--- What you need to do ---
Every entry below must be repeated exactly; skip the pictures.

[begin Input rows]

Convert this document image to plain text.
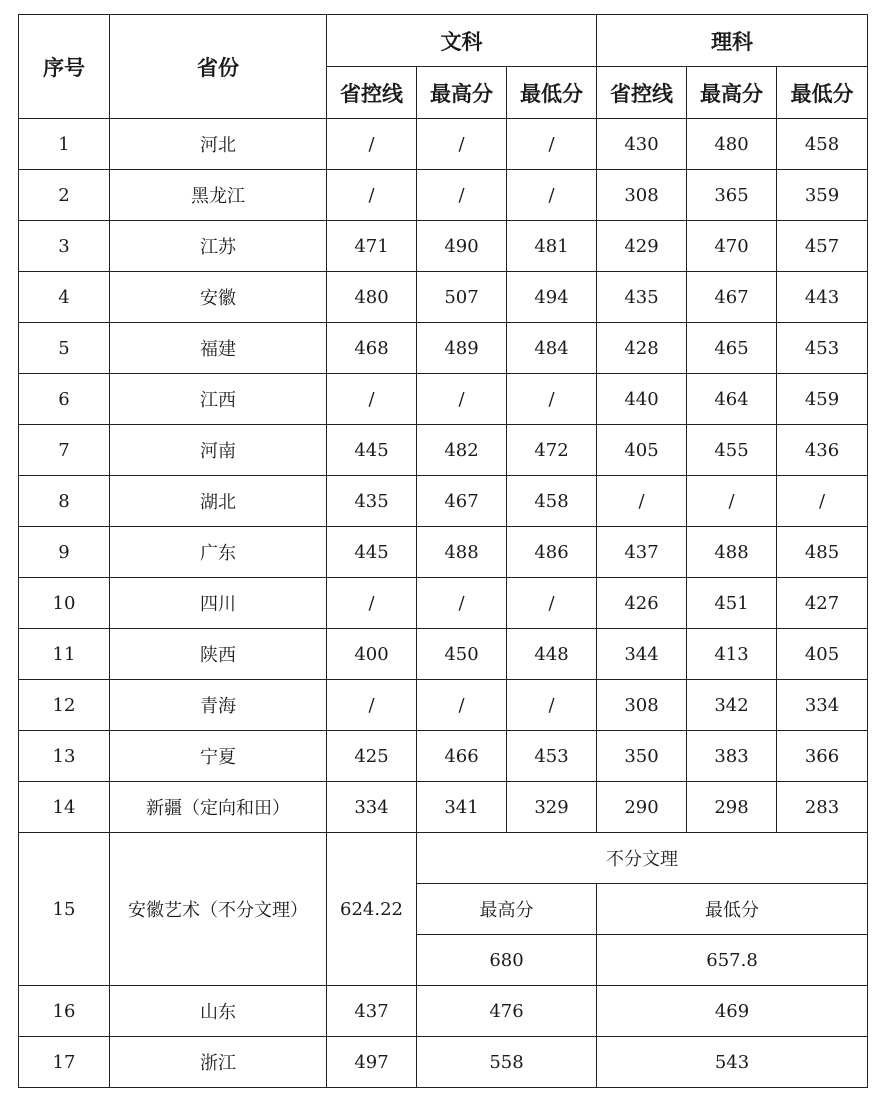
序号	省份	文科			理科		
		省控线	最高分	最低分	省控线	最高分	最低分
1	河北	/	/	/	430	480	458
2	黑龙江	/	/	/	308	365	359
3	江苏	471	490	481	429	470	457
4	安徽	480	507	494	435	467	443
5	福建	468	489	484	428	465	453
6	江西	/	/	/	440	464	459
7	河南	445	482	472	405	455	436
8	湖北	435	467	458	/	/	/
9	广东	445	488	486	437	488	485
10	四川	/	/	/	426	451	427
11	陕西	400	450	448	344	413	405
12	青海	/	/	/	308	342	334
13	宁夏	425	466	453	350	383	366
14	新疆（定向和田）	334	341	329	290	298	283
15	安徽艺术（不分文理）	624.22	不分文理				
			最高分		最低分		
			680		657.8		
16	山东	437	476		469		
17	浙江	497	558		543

[end Input rows]

--- Response to this exercise ---
Convert this document image to plain text.
序号	省份	文科			理科		
		省控线	最高分	最低分	省控线	最高分	最低分
1	河北	/	/	/	430	480	458
2	黑龙江	/	/	/	308	365	359
3	江苏	471	490	481	429	470	457
4	安徽	480	507	494	435	467	443
5	福建	468	489	484	428	465	453
6	江西	/	/	/	440	464	459
7	河南	445	482	472	405	455	436
8	湖北	435	467	458	/	/	/
9	广东	445	488	486	437	488	485
10	四川	/	/	/	426	451	427
11	陕西	400	450	448	344	413	405
12	青海	/	/	/	308	342	334
13	宁夏	425	466	453	350	383	366
14	新疆（定向和田）	334	341	329	290	298	283
15	安徽艺术（不分文理）	624.22	不分文理				
			最高分		最低分		
			680		657.8		
16	山东	437	476		469		
17	浙江	497	558		543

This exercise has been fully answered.